Task goal> Do not copy the pictures; transcribe all other material exactly.

Given entries>
══════════════════════════════
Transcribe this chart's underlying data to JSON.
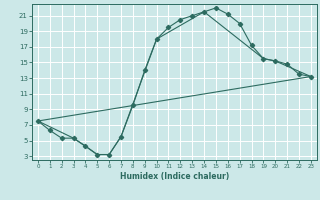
{
  "xlabel": "Humidex (Indice chaleur)",
  "bg_color": "#cce8e8",
  "grid_color": "#ffffff",
  "line_color": "#2d6b60",
  "xlim": [
    -0.5,
    23.5
  ],
  "ylim": [
    2.5,
    22.5
  ],
  "xticks": [
    0,
    1,
    2,
    3,
    4,
    5,
    6,
    7,
    8,
    9,
    10,
    11,
    12,
    13,
    14,
    15,
    16,
    17,
    18,
    19,
    20,
    21,
    22,
    23
  ],
  "yticks": [
    3,
    5,
    7,
    9,
    11,
    13,
    15,
    17,
    19,
    21
  ],
  "curve1_x": [
    0,
    1,
    2,
    3,
    4,
    5,
    6,
    7,
    8,
    9,
    10,
    11,
    12,
    13,
    14,
    15,
    16,
    17,
    18,
    19,
    20,
    21,
    22,
    23
  ],
  "curve1_y": [
    7.5,
    6.3,
    5.3,
    5.3,
    4.3,
    3.2,
    3.2,
    5.5,
    9.5,
    14.0,
    18.0,
    19.5,
    20.5,
    21.0,
    21.5,
    22.0,
    21.2,
    20.0,
    17.2,
    15.5,
    15.2,
    14.8,
    13.5,
    13.2
  ],
  "curve2_x": [
    0,
    3,
    5,
    6,
    7,
    10,
    14,
    19,
    20,
    23
  ],
  "curve2_y": [
    7.5,
    5.3,
    3.2,
    3.2,
    5.5,
    18.0,
    21.5,
    15.5,
    15.2,
    13.2
  ],
  "curve3_x": [
    0,
    23
  ],
  "curve3_y": [
    7.5,
    13.2
  ]
}
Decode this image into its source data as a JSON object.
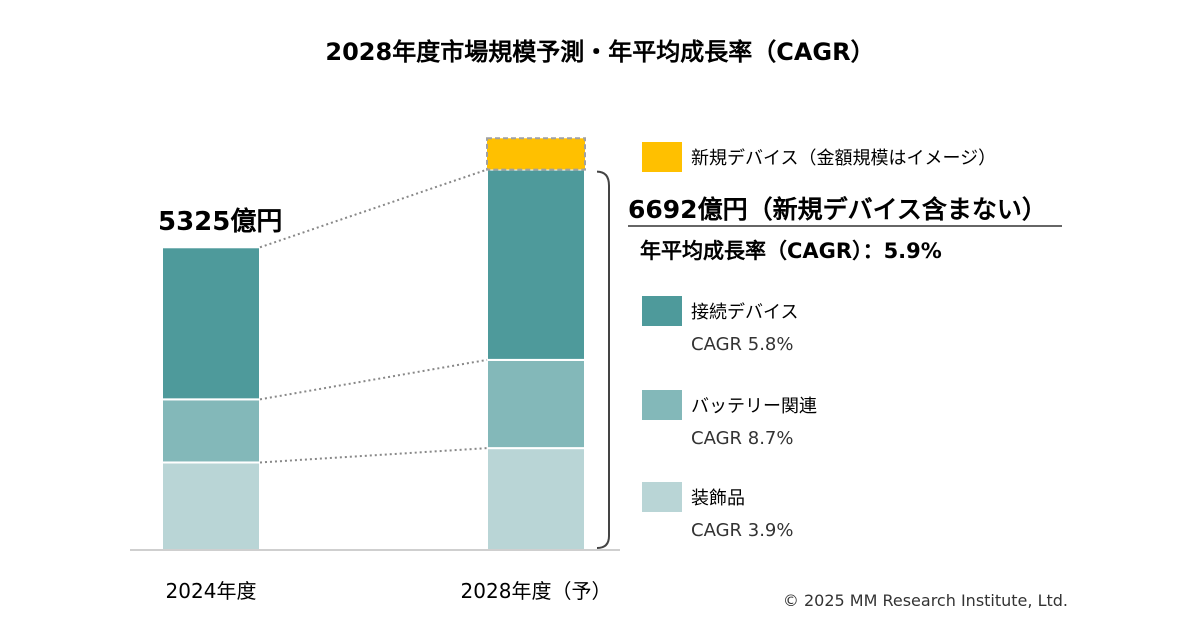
══════════════════════════════
Exercise result>
Transcribe this chart's underlying data to JSON.
{
  "xlabel": "Humidex (Indice chaleur)",
  "bg_color": "#cce8e8",
  "grid_color": "#ffffff",
  "line_color": "#2d6b60",
  "xlim": [
    -0.5,
    23.5
  ],
  "ylim": [
    2.5,
    22.5
  ],
  "xticks": [
    0,
    1,
    2,
    3,
    4,
    5,
    6,
    7,
    8,
    9,
    10,
    11,
    12,
    13,
    14,
    15,
    16,
    17,
    18,
    19,
    20,
    21,
    22,
    23
  ],
  "yticks": [
    3,
    5,
    7,
    9,
    11,
    13,
    15,
    17,
    19,
    21
  ],
  "curve1_x": [
    0,
    1,
    2,
    3,
    4,
    5,
    6,
    7,
    8,
    9,
    10,
    11,
    12,
    13,
    14,
    15,
    16,
    17,
    18,
    19,
    20,
    21,
    22,
    23
  ],
  "curve1_y": [
    7.5,
    6.3,
    5.3,
    5.3,
    4.3,
    3.2,
    3.2,
    5.5,
    9.5,
    14.0,
    18.0,
    19.5,
    20.5,
    21.0,
    21.5,
    22.0,
    21.2,
    20.0,
    17.2,
    15.5,
    15.2,
    14.8,
    13.5,
    13.2
  ],
  "curve2_x": [
    0,
    3,
    5,
    6,
    7,
    10,
    14,
    19,
    20,
    23
  ],
  "curve2_y": [
    7.5,
    5.3,
    3.2,
    3.2,
    5.5,
    18.0,
    21.5,
    15.5,
    15.2,
    13.2
  ],
  "curve3_x": [
    0,
    23
  ],
  "curve3_y": [
    7.5,
    13.2
  ]
}
Decode this image into its source data as a JSON object.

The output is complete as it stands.